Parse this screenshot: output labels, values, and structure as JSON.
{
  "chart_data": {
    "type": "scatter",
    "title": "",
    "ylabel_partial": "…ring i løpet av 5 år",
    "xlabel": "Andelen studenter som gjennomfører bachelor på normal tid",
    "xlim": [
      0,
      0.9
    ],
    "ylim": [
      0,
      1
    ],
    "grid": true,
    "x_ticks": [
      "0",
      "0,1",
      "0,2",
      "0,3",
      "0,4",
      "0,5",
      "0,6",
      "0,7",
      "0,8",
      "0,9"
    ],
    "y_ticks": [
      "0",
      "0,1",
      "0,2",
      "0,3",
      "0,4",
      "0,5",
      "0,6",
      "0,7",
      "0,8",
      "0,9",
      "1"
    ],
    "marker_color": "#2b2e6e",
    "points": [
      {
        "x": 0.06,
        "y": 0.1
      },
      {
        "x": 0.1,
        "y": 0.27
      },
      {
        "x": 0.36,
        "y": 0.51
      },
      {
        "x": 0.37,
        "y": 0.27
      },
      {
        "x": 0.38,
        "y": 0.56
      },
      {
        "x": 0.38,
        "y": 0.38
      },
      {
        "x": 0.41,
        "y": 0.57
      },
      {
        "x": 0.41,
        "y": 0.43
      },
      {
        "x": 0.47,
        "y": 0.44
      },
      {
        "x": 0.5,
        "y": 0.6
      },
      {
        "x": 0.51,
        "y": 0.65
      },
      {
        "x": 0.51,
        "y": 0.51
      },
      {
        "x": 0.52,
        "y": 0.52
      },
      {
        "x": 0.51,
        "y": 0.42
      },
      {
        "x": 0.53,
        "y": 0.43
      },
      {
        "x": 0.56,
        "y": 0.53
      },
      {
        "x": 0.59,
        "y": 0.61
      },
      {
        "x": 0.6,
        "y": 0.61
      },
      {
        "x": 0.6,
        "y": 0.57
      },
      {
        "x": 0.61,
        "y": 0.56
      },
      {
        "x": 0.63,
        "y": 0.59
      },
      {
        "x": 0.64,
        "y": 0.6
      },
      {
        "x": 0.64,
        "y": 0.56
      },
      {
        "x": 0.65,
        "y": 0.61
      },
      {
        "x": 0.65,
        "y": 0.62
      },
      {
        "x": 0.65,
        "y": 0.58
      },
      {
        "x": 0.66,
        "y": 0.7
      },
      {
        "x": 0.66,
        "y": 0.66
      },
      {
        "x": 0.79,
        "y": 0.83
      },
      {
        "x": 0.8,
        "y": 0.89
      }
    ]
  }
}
◇ ◇ ◇ ◇ ◇ ◇ ◇
## Given request
Copy out the full set of records precisely, leaving nothing out.

## Exercise result
Parse this screenshot: output labels, values, and structure as JSON.
{
  "chart_data": {
    "type": "scatter",
    "title": "",
    "ylabel_partial": "…ring i løpet av 5 år",
    "xlabel": "Andelen studenter som gjennomfører bachelor på normal tid",
    "xlim": [
      0,
      0.9
    ],
    "ylim": [
      0,
      1
    ],
    "grid": true,
    "x_ticks": [
      "0",
      "0,1",
      "0,2",
      "0,3",
      "0,4",
      "0,5",
      "0,6",
      "0,7",
      "0,8",
      "0,9"
    ],
    "y_ticks": [
      "0",
      "0,1",
      "0,2",
      "0,3",
      "0,4",
      "0,5",
      "0,6",
      "0,7",
      "0,8",
      "0,9",
      "1"
    ],
    "marker_color": "#2b2e6e",
    "points": [
      {
        "x": 0.06,
        "y": 0.1
      },
      {
        "x": 0.1,
        "y": 0.27
      },
      {
        "x": 0.36,
        "y": 0.51
      },
      {
        "x": 0.37,
        "y": 0.27
      },
      {
        "x": 0.38,
        "y": 0.56
      },
      {
        "x": 0.38,
        "y": 0.38
      },
      {
        "x": 0.41,
        "y": 0.57
      },
      {
        "x": 0.41,
        "y": 0.43
      },
      {
        "x": 0.47,
        "y": 0.44
      },
      {
        "x": 0.5,
        "y": 0.6
      },
      {
        "x": 0.51,
        "y": 0.65
      },
      {
        "x": 0.51,
        "y": 0.51
      },
      {
        "x": 0.52,
        "y": 0.52
      },
      {
        "x": 0.51,
        "y": 0.42
      },
      {
        "x": 0.53,
        "y": 0.43
      },
      {
        "x": 0.56,
        "y": 0.53
      },
      {
        "x": 0.59,
        "y": 0.61
      },
      {
        "x": 0.6,
        "y": 0.61
      },
      {
        "x": 0.6,
        "y": 0.57
      },
      {
        "x": 0.61,
        "y": 0.56
      },
      {
        "x": 0.63,
        "y": 0.59
      },
      {
        "x": 0.64,
        "y": 0.6
      },
      {
        "x": 0.64,
        "y": 0.56
      },
      {
        "x": 0.65,
        "y": 0.61
      },
      {
        "x": 0.65,
        "y": 0.62
      },
      {
        "x": 0.65,
        "y": 0.58
      },
      {
        "x": 0.66,
        "y": 0.7
      },
      {
        "x": 0.66,
        "y": 0.66
      },
      {
        "x": 0.79,
        "y": 0.83
      },
      {
        "x": 0.8,
        "y": 0.89
      }
    ]
  }
}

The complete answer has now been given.